## DIRECTIONS:
Track down every line below that holds "title" and copy it.

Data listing
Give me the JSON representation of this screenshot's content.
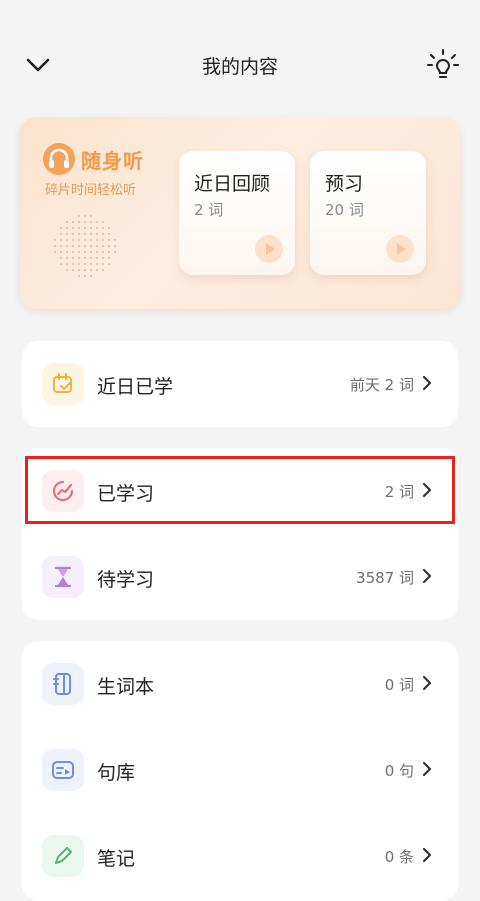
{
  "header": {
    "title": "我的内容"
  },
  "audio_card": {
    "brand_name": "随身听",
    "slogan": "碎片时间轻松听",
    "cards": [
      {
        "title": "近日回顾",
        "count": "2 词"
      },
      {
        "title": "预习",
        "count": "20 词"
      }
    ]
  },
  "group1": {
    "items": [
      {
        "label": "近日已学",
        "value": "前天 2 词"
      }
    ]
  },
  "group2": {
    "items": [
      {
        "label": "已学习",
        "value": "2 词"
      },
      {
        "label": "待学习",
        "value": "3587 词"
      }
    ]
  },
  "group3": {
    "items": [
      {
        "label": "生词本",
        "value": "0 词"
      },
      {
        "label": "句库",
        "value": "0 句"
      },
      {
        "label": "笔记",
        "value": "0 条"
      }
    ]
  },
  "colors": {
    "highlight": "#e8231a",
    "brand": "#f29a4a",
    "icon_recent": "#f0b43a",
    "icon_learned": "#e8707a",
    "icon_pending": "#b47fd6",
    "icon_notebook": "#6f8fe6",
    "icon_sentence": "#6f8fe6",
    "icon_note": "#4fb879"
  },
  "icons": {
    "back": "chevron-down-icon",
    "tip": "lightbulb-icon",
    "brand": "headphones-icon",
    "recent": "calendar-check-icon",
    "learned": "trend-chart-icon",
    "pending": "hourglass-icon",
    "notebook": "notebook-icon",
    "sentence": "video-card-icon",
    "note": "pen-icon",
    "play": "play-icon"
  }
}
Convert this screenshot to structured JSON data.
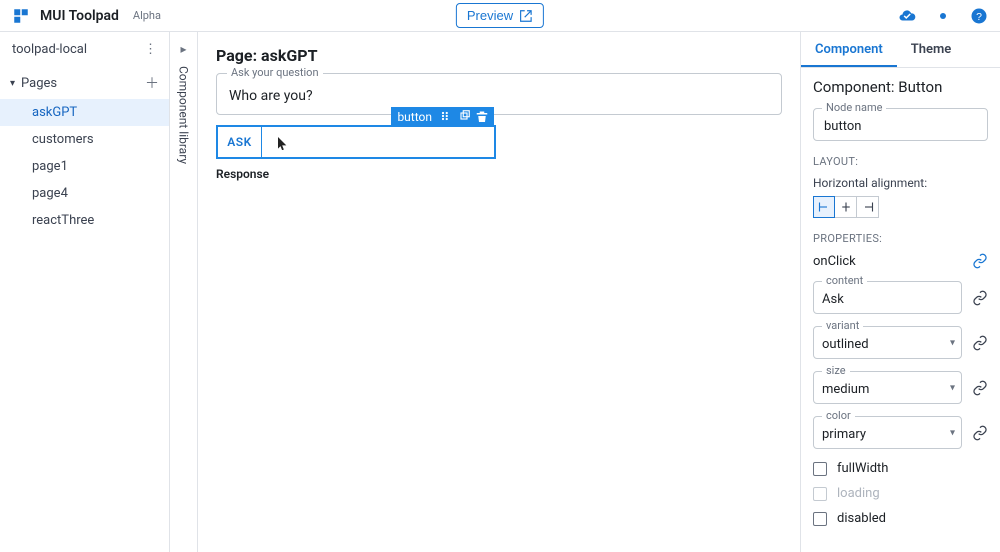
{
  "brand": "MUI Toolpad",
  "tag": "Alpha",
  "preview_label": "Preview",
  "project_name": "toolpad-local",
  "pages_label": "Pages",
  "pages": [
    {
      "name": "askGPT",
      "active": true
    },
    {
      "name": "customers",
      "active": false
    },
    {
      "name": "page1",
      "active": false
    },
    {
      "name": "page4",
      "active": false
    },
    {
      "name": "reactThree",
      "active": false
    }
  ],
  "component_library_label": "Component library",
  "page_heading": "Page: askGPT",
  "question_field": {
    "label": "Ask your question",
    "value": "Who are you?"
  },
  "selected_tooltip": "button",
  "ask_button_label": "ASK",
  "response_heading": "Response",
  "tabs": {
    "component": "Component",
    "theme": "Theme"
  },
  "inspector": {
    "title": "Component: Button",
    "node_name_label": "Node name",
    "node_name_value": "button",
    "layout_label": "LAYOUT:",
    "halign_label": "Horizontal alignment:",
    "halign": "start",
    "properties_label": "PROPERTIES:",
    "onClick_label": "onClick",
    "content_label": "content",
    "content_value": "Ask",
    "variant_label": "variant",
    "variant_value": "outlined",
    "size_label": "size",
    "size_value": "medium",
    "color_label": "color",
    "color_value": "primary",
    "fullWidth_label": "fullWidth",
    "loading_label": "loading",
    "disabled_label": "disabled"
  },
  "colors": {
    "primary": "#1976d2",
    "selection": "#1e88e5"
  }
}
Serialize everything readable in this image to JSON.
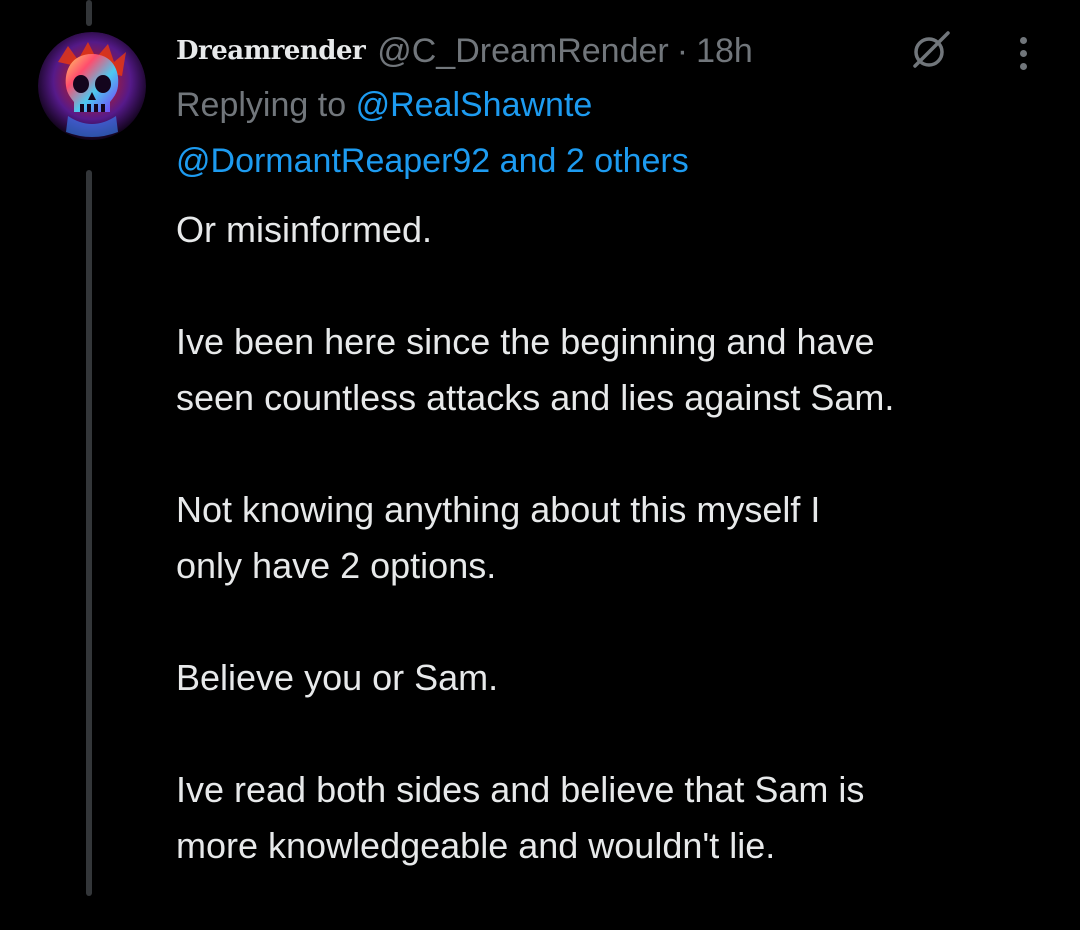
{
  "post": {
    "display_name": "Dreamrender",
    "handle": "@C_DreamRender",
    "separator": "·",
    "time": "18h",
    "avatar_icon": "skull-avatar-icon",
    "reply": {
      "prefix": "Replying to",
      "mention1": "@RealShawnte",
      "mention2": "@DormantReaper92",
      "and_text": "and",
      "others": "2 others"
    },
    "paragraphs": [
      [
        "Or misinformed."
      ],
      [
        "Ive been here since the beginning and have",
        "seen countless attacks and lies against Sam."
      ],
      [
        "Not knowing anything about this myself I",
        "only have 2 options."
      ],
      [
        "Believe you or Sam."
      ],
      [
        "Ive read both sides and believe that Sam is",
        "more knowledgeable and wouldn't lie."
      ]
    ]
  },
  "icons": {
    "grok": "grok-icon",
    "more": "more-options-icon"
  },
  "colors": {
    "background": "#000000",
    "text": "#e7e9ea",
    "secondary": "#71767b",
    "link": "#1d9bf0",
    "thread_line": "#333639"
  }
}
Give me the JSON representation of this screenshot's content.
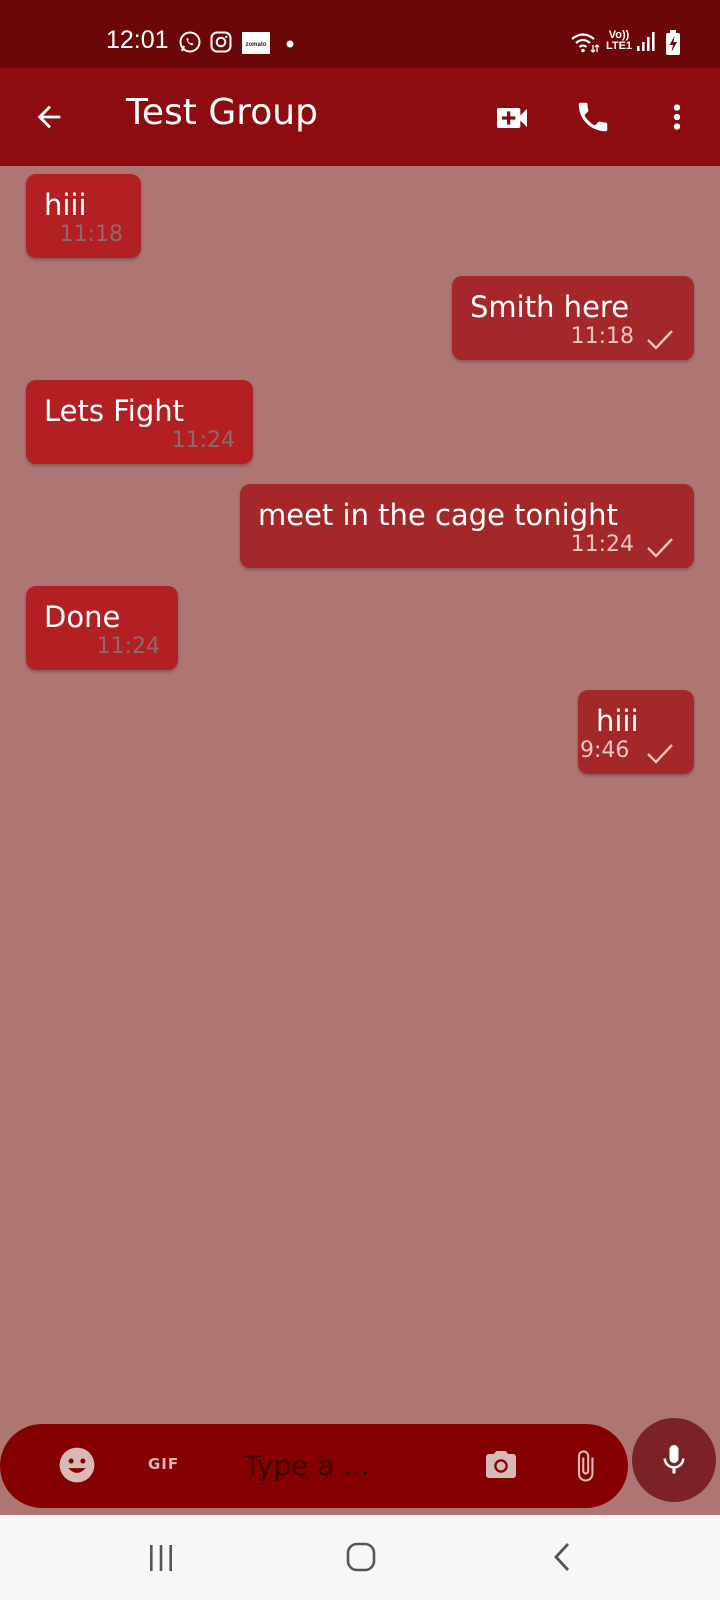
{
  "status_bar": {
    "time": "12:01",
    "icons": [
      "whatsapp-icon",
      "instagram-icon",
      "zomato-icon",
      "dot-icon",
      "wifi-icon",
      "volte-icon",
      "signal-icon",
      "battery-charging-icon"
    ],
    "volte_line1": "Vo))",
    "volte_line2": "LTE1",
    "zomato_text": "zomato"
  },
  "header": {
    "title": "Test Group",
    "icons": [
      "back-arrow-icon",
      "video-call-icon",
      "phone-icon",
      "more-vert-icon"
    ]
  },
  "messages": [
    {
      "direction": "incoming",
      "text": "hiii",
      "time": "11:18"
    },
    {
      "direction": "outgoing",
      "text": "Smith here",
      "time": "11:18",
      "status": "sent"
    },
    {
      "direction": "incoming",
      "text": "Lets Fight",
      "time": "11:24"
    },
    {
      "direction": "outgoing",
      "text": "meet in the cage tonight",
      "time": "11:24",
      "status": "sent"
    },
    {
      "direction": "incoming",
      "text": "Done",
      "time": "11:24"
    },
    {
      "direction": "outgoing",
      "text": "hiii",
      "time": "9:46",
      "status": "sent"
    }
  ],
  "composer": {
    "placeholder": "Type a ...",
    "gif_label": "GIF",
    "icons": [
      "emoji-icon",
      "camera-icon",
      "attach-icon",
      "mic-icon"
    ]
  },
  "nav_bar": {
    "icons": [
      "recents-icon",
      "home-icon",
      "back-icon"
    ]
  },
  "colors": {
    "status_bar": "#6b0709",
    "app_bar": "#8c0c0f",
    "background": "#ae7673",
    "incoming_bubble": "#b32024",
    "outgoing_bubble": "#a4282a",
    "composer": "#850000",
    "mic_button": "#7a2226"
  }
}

## FINISHED EXERCISE:
    "title": "我的内容"
        "title": "近日回顾",
        "title": "预习",
    "title": "Component: Button",
    "title": "Test Group",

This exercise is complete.